##### EXTRACTED MATERIAL
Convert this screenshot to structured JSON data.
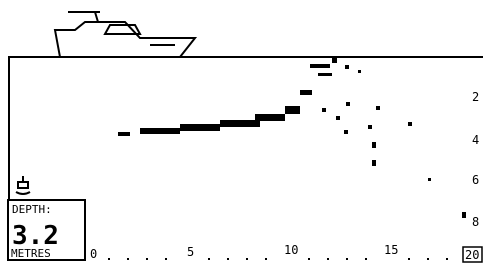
{
  "depth": {
    "label": "DEPTH:",
    "value": "3.2",
    "unit": "METRES"
  },
  "range_axis": {
    "ticks": [
      "2",
      "4",
      "6",
      "8"
    ]
  },
  "distance_axis": {
    "ticks": [
      "0",
      "5",
      "10",
      "15"
    ],
    "last": "20"
  }
}
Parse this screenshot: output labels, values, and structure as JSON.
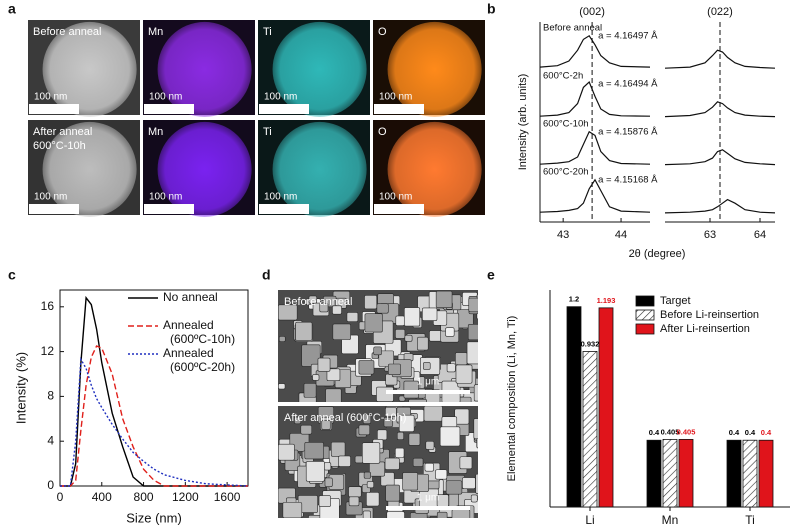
##########
REQUIRED WORK. Reproduce all of the data exactly, omitting each picture it holds.

FINAL RESULT.
Convert this screenshot to structured JSON data.
{
  "depth": {
    "label": "DEPTH:",
    "value": "3.2",
    "unit": "METRES"
  },
  "range_axis": {
    "ticks": [
      "2",
      "4",
      "6",
      "8"
    ]
  },
  "distance_axis": {
    "ticks": [
      "0",
      "5",
      "10",
      "15"
    ],
    "last": "20"
  }
}
Parse this screenshot: output labels, values, and structure as JSON.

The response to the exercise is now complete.